## Given records
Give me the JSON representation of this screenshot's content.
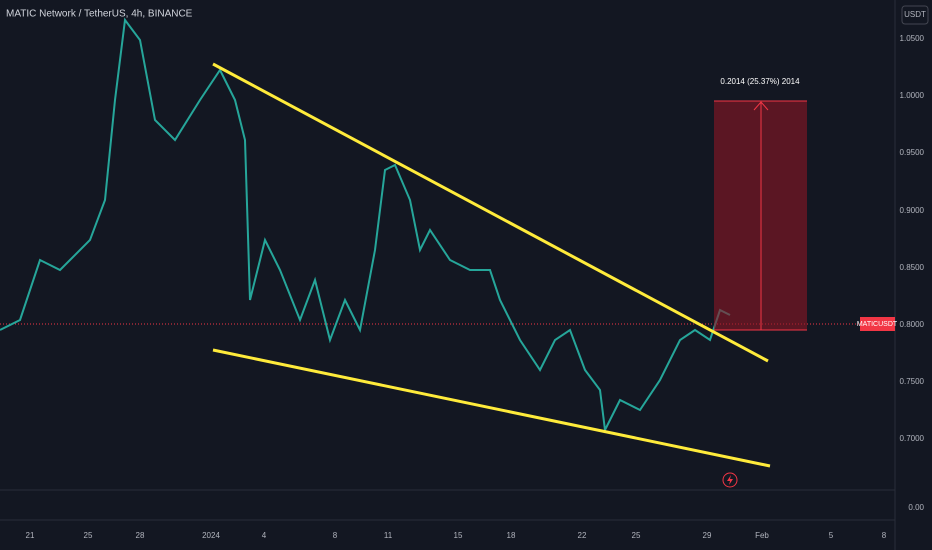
{
  "header": {
    "title": "MATIC Network / TetherUS, 4h, BINANCE",
    "currency": "USDT"
  },
  "price_axis": {
    "labels": [
      "1.0500",
      "1.0000",
      "0.9500",
      "0.9000",
      "0.8500",
      "0.8000",
      "0.7500",
      "0.7000",
      "0.00"
    ]
  },
  "time_axis": {
    "labels": [
      "21",
      "25",
      "28",
      "2024",
      "4",
      "8",
      "11",
      "15",
      "18",
      "22",
      "25",
      "29",
      "Feb",
      "5",
      "8"
    ]
  },
  "annotation": "0.2014 (25.37%) 2014",
  "price_tag": "MATICUSDT"
}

## What is asked
Repeat verbatim all the material, but not the pictures.

## Response to the task
Give me the JSON representation of this screenshot's content.
{
  "header": {
    "title": "MATIC Network / TetherUS, 4h, BINANCE",
    "currency": "USDT"
  },
  "price_axis": {
    "labels": [
      "1.0500",
      "1.0000",
      "0.9500",
      "0.9000",
      "0.8500",
      "0.8000",
      "0.7500",
      "0.7000",
      "0.00"
    ]
  },
  "time_axis": {
    "labels": [
      "21",
      "25",
      "28",
      "2024",
      "4",
      "8",
      "11",
      "15",
      "18",
      "22",
      "25",
      "29",
      "Feb",
      "5",
      "8"
    ]
  },
  "annotation": "0.2014 (25.37%) 2014",
  "price_tag": "MATICUSDT"
}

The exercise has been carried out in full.